Element region listings
<<<<
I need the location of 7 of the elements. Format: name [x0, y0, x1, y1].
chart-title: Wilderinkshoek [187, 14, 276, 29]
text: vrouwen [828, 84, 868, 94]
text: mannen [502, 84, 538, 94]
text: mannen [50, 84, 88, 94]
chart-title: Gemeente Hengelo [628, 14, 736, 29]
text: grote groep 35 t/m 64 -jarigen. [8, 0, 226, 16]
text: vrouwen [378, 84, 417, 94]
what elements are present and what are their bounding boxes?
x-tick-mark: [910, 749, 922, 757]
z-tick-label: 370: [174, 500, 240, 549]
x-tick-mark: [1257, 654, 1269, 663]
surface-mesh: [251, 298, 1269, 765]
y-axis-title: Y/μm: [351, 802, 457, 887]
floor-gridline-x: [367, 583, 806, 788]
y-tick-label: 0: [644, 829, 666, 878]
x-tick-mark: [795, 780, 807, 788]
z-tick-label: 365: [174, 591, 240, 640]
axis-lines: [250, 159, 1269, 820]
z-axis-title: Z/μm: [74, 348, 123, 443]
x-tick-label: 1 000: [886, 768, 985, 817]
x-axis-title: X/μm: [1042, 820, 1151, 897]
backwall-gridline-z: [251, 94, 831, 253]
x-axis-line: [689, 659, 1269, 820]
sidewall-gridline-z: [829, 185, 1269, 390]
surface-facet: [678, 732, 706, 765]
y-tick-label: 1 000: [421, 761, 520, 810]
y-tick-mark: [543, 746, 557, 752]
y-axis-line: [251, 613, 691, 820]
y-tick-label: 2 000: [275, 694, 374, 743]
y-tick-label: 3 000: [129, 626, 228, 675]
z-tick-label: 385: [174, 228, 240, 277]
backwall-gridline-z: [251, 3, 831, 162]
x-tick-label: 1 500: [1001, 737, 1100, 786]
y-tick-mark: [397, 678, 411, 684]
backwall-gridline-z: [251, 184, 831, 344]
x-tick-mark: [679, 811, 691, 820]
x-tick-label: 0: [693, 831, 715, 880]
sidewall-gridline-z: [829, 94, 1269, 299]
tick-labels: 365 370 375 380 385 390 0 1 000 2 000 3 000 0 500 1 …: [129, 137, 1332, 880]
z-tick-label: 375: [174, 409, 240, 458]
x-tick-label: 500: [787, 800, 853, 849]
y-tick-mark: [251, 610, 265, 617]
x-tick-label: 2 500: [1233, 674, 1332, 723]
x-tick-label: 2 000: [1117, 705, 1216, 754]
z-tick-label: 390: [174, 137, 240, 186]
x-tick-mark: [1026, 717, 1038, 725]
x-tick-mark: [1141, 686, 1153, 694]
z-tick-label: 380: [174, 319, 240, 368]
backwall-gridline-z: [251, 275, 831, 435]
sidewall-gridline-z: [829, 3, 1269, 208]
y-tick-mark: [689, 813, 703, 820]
>>>>
__The exercise__
Can you extract every line of the listing above and reproduce each one unchanged?

__Expected answer__
I need the location of 7 of the elements. Format: name [x0, y0, x1, y1].
chart-title: Wilderinkshoek [187, 14, 276, 29]
text: vrouwen [828, 84, 868, 94]
text: mannen [502, 84, 538, 94]
text: mannen [50, 84, 88, 94]
chart-title: Gemeente Hengelo [628, 14, 736, 29]
text: grote groep 35 t/m 64 -jarigen. [8, 0, 226, 16]
text: vrouwen [378, 84, 417, 94]
what elements are present and what are their bounding boxes?
x-tick-mark: [910, 749, 922, 757]
z-tick-label: 370: [174, 500, 240, 549]
x-tick-mark: [1257, 654, 1269, 663]
surface-mesh: [251, 298, 1269, 765]
y-axis-title: Y/μm: [351, 802, 457, 887]
floor-gridline-x: [367, 583, 806, 788]
y-tick-label: 0: [644, 829, 666, 878]
x-tick-mark: [795, 780, 807, 788]
z-tick-label: 365: [174, 591, 240, 640]
axis-lines: [250, 159, 1269, 820]
z-axis-title: Z/μm: [74, 348, 123, 443]
x-tick-label: 1 000: [886, 768, 985, 817]
x-axis-title: X/μm: [1042, 820, 1151, 897]
backwall-gridline-z: [251, 94, 831, 253]
x-axis-line: [689, 659, 1269, 820]
sidewall-gridline-z: [829, 185, 1269, 390]
surface-facet: [678, 732, 706, 765]
y-tick-label: 1 000: [421, 761, 520, 810]
y-tick-mark: [543, 746, 557, 752]
y-axis-line: [251, 613, 691, 820]
y-tick-label: 2 000: [275, 694, 374, 743]
y-tick-label: 3 000: [129, 626, 228, 675]
z-tick-label: 385: [174, 228, 240, 277]
backwall-gridline-z: [251, 3, 831, 162]
x-tick-label: 1 500: [1001, 737, 1100, 786]
y-tick-mark: [397, 678, 411, 684]
backwall-gridline-z: [251, 184, 831, 344]
x-tick-mark: [679, 811, 691, 820]
x-tick-label: 0: [693, 831, 715, 880]
sidewall-gridline-z: [829, 94, 1269, 299]
tick-labels: 365 370 375 380 385 390 0 1 000 2 000 3 000 0 500 1 …: [129, 137, 1332, 880]
z-tick-label: 375: [174, 409, 240, 458]
x-tick-label: 500: [787, 800, 853, 849]
y-tick-mark: [251, 610, 265, 617]
x-tick-label: 2 500: [1233, 674, 1332, 723]
x-tick-label: 2 000: [1117, 705, 1216, 754]
z-tick-label: 390: [174, 137, 240, 186]
x-tick-mark: [1026, 717, 1038, 725]
x-tick-mark: [1141, 686, 1153, 694]
z-tick-label: 380: [174, 319, 240, 368]
backwall-gridline-z: [251, 275, 831, 435]
sidewall-gridline-z: [829, 3, 1269, 208]
y-tick-mark: [689, 813, 703, 820]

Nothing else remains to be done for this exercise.